The jbovlaste from lojban

From Nicholas Pinney via email:

The dictionary http://jbovlaste.lojban.org//lookup.pl performs case
sensitive queries. A search for "Green" finds no words, bit a search for
"green" does. I'm pretty sure this isn't intended behavior; it certainly
took me a few tries to work out. (I'm typing on a phone and the keyboard
automatically capitalises the first letter of a sentence)

Full email notifications

Right now, the only way to find out about the newest words and discussions on jbovlaste is to go to http://jbovlaste.lojban.org/recent.html
The only emails I get are when someone edits my words or adds a comment.

I would like to have the option to receive email containing as much information as I like, including the full content of every new discussion (whether or not I'm involved in it) and even all new definitions added.

Chinese pdf export doesn't use necessary fonts

I remember discussing it more than a year ago. We need to use East Asia fonts in Chinese/Korean/Japanese pdf exports. See yourself. It shows squares. also it'd be better to embed fonts into the resulting pdf.

Please add words that are incompatible with vlatai

From gleki:

Since vlatai has a bug could you please add the following words
with any definition (even empty) in Test Language?

februari, martio, prilio, madjio, djunio, djulio, matriocka, patriarka, minstreli

Denote experimental lujvo and fu'ivla as such

Experimental gismu and cmavo are clearly denoted as such, so there’s no reason why experimental lujvo and fu'ivla aren’t.
Maybe this could be automated?

A lujvo is called “experimental” if at least one of its rafsi is derived from an experimental gismu or cmavo.
A fu'ivla is called “experimental” if it is in stage 3 and the used “topic rafsi” is derived from an experimental gismu or cmavo.
____________________
Given request a:
Reproduce the entries below verbatim, starting at their first line and ending with, and including, the line that contains "rate-value: 2.03% [318,213,371,220]".
____________________
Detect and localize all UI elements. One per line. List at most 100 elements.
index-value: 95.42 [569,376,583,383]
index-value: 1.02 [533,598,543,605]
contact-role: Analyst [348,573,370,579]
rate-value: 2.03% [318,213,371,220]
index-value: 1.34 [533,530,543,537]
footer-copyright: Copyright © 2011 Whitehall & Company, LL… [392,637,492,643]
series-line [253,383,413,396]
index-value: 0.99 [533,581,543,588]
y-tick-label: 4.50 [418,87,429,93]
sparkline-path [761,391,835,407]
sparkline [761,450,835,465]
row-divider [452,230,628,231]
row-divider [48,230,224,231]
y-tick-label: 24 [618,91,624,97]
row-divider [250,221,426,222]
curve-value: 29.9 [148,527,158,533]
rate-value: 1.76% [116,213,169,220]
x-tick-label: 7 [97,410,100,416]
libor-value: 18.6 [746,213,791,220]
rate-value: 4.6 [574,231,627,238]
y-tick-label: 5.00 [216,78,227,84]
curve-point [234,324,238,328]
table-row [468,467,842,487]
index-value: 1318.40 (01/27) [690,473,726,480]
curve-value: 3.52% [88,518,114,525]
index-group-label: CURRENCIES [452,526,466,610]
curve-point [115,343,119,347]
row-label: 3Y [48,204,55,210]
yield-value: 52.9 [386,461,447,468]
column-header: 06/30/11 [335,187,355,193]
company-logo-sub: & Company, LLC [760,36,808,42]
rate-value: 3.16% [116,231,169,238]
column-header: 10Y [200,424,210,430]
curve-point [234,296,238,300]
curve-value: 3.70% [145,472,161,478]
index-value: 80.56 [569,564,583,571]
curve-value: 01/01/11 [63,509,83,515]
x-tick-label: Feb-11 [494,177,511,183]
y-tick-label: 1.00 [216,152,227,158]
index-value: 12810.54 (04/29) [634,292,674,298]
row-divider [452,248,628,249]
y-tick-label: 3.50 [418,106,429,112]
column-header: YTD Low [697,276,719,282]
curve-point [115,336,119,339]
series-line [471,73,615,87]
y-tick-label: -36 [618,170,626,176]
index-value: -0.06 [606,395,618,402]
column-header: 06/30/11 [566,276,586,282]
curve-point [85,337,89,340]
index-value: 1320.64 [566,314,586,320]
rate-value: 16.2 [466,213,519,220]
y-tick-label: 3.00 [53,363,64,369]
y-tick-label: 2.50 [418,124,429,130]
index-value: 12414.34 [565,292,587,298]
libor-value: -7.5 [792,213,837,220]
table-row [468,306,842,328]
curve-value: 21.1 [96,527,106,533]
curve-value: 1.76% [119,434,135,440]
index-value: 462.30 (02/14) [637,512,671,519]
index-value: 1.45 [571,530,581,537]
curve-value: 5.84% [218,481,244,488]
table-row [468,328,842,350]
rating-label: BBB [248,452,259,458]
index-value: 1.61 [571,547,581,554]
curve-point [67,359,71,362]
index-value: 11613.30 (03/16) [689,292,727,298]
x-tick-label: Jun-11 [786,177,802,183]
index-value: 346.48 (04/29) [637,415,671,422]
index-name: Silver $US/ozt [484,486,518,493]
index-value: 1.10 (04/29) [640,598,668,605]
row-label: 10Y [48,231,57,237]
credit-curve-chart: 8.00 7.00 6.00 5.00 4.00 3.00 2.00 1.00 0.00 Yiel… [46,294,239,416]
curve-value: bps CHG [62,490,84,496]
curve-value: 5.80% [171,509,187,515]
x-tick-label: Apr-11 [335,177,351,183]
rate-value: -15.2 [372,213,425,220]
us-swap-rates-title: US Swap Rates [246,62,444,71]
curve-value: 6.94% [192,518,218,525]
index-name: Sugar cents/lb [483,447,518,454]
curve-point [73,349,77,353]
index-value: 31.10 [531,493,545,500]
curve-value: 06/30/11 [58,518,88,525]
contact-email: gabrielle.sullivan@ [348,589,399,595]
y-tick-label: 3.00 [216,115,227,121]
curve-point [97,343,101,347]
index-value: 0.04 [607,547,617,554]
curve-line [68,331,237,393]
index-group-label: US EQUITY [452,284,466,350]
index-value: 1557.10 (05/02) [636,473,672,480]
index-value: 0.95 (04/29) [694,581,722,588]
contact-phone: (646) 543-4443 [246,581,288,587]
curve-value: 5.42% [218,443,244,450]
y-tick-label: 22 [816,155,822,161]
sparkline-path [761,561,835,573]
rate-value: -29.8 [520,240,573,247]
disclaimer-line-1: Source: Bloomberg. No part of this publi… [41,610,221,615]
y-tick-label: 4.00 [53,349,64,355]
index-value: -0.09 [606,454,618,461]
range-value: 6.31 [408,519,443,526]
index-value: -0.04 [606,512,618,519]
____________________
Given request b:
In the text about jbovlaste, what does the person reporting the case-sensitive search say their phone keyboard does automatically?

Reply a:
Detect and localize all UI elements. One per line. List at most 100 elements.
index-value: 95.42 [569,376,583,383]
index-value: 1.02 [533,598,543,605]
contact-role: Analyst [348,573,370,579]
rate-value: 2.03% [318,213,371,220]

Reply b:
It automatically capitalizes the first letter of a sentence.